◆ **Quoted passage**

------------------------------

Ten Canadian conservation groups say it's time for Environment and Climate Change Minister Catherine McKenna to use her existing powers to assess "many environmentally harmful" industrial projects before they come up for federal approval.

The groups sent the message in a five-page letter, obtained by National Observer, that challenges the government's position that it is moving as fast as it can to fix flaws in Canada's environmental laws. The letter provides a glimpse into some of the diplomatic lobbying from prominent environmental groups challenging the government's green agenda at a time when most have publicly backed federal Liberal policies.

While the letter praised the government for launching a major review of Canada's environmental laws, it said the initiative hasn't gone far enough to tackle the threat of climate change. Under existing legislation, McKenna has the power to act immediately by requiring screenings for different categories of projects, including those that might result in high levels of heat-trapping carbon pollution. The letter's signatories said that many of these projects are slipping through the cracks without a federal review, despite a series of interim changes brought in by the Liberal government as a temporary fix.

"Unfortunately, many environmentally harmful projects falling under federal authority will receive no environmental assessment at all during the public review and legislation development period — which could take several years," said the letter, dated Aug. 30, 2016. "Other environmentally harmful projects subject to (existing legislation) may receive inadequate review due to the weaknesses of the current law."

Harper overhauled environmental reviews after industry lobbying

The federal government used to screen thousands of industrial projects every year to determine whether they might be environmentally harmful, but that changed after oil and gas industry lobbyists pressured former prime minister Stephen Harper's government to overhaul the system.

------------------------------

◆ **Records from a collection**
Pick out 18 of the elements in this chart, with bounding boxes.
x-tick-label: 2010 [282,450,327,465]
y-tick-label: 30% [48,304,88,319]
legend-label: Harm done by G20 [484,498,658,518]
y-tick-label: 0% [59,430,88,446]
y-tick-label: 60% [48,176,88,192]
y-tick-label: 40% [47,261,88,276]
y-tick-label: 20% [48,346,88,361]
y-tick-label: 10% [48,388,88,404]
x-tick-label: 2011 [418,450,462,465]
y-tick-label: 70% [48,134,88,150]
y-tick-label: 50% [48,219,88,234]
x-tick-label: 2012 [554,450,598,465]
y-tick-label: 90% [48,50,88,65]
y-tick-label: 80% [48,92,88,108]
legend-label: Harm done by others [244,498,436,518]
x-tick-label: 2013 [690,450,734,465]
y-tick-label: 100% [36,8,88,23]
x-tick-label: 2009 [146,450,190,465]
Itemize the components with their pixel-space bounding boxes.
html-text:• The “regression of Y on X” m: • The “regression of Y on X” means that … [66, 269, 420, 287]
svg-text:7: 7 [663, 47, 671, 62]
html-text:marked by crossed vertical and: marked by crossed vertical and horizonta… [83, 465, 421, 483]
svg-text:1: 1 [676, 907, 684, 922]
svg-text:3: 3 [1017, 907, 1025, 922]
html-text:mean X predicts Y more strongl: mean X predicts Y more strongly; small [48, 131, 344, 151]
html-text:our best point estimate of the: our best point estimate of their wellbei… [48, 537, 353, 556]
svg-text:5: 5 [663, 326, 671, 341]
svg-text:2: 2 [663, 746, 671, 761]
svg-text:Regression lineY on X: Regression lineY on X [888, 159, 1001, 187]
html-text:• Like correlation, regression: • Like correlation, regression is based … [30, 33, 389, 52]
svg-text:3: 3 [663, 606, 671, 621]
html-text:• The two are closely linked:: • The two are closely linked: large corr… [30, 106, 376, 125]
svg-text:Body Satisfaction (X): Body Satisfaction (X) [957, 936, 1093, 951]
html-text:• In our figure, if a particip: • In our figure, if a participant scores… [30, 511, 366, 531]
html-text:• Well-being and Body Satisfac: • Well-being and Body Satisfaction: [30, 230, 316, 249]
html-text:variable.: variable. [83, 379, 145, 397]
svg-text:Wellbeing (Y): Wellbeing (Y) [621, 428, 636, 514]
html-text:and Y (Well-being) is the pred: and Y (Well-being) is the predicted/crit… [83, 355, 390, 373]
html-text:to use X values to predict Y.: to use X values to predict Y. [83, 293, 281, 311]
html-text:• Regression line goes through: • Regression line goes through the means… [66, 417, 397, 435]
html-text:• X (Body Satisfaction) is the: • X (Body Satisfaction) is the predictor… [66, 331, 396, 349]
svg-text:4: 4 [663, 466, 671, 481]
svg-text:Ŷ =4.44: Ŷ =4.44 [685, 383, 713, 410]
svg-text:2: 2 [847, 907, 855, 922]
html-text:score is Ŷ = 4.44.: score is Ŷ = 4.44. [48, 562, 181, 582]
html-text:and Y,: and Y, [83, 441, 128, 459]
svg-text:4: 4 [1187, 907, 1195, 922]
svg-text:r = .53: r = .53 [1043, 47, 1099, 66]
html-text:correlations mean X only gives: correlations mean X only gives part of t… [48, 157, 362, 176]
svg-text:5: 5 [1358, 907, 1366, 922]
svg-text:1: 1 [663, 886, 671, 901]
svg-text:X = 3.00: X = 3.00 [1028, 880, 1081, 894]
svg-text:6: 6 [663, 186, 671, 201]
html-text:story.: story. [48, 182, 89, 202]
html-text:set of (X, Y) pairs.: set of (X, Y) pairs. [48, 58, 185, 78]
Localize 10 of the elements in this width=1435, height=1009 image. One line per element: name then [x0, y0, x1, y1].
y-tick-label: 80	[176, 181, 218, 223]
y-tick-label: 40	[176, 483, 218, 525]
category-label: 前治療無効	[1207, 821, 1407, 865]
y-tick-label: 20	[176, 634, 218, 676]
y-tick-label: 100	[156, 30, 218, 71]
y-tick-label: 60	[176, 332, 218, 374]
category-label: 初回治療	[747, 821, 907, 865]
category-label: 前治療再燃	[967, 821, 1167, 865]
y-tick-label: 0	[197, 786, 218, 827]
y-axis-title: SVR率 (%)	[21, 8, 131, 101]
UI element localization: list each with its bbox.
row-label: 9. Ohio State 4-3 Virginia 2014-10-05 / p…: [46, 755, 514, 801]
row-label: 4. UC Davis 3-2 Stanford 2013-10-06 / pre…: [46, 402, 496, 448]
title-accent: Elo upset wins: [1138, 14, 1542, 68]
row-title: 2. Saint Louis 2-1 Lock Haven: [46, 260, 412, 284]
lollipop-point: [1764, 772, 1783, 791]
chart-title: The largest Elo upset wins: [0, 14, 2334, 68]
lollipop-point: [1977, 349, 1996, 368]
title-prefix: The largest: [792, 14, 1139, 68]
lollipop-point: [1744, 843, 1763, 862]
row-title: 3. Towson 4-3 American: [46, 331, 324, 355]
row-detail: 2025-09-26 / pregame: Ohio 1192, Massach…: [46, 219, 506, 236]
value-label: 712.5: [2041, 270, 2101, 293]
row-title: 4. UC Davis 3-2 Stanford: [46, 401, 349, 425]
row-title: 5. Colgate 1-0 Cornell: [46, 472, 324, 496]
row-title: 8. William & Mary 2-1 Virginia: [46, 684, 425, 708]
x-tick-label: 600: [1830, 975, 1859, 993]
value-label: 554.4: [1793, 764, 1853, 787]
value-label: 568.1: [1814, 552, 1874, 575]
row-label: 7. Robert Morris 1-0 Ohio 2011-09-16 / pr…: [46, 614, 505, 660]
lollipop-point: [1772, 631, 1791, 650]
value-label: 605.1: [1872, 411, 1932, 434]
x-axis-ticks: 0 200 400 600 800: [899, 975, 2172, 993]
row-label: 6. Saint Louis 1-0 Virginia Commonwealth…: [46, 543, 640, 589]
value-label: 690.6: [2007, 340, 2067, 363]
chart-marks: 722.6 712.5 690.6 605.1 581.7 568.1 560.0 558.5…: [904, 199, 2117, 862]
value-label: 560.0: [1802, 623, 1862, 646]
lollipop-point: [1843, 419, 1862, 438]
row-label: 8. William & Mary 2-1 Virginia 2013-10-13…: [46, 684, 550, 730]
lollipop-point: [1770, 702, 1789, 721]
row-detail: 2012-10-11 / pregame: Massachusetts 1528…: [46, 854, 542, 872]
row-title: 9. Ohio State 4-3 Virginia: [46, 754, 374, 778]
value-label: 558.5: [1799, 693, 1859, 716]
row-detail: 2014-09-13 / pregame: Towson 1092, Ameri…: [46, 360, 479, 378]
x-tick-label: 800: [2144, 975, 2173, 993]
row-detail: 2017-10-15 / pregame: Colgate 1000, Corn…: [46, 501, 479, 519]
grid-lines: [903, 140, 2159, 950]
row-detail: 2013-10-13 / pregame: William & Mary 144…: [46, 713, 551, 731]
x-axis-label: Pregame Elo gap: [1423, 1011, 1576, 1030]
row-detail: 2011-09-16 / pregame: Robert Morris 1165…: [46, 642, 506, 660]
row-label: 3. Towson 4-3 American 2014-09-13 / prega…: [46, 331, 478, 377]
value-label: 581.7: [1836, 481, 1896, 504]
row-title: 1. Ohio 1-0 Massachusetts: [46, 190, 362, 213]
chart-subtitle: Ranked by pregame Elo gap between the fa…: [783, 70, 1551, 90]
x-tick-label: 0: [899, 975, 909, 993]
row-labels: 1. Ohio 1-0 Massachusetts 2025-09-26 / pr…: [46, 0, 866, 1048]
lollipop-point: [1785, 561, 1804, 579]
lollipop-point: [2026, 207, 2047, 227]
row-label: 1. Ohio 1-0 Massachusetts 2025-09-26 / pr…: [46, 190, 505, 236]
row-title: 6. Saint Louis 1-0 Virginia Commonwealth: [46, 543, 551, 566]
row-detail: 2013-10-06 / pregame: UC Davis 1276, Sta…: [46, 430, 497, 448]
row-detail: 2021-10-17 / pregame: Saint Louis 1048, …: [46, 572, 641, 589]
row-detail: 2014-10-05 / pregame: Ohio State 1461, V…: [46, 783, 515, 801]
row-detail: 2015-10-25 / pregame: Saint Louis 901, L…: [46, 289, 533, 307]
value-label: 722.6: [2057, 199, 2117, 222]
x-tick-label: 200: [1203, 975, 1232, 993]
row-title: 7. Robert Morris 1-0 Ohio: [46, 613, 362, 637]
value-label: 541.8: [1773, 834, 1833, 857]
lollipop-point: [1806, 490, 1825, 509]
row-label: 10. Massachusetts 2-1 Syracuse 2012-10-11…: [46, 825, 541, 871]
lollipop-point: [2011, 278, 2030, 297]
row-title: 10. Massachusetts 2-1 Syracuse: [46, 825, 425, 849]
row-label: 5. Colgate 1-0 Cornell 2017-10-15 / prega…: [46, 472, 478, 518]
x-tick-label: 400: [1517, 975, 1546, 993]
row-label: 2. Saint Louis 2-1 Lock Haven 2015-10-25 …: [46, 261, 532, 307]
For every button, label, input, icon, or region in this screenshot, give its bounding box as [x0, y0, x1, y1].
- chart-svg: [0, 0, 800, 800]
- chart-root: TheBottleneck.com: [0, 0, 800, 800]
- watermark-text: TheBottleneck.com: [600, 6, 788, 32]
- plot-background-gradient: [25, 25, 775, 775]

------------------------------

◆ **What needs to be done**
Write out the passage from the news article on environmental assessments, from "The federal government" up to and including "overhaul the system.", reproducing the wording without any change.

◆ **Output for this task**
The federal government used to screen thousands of industrial projects every year to determine whether they might be environmentally harmful, but that changed after oil and gas industry lobbyists pressured former prime minister Stephen Harper's government to overhaul the system.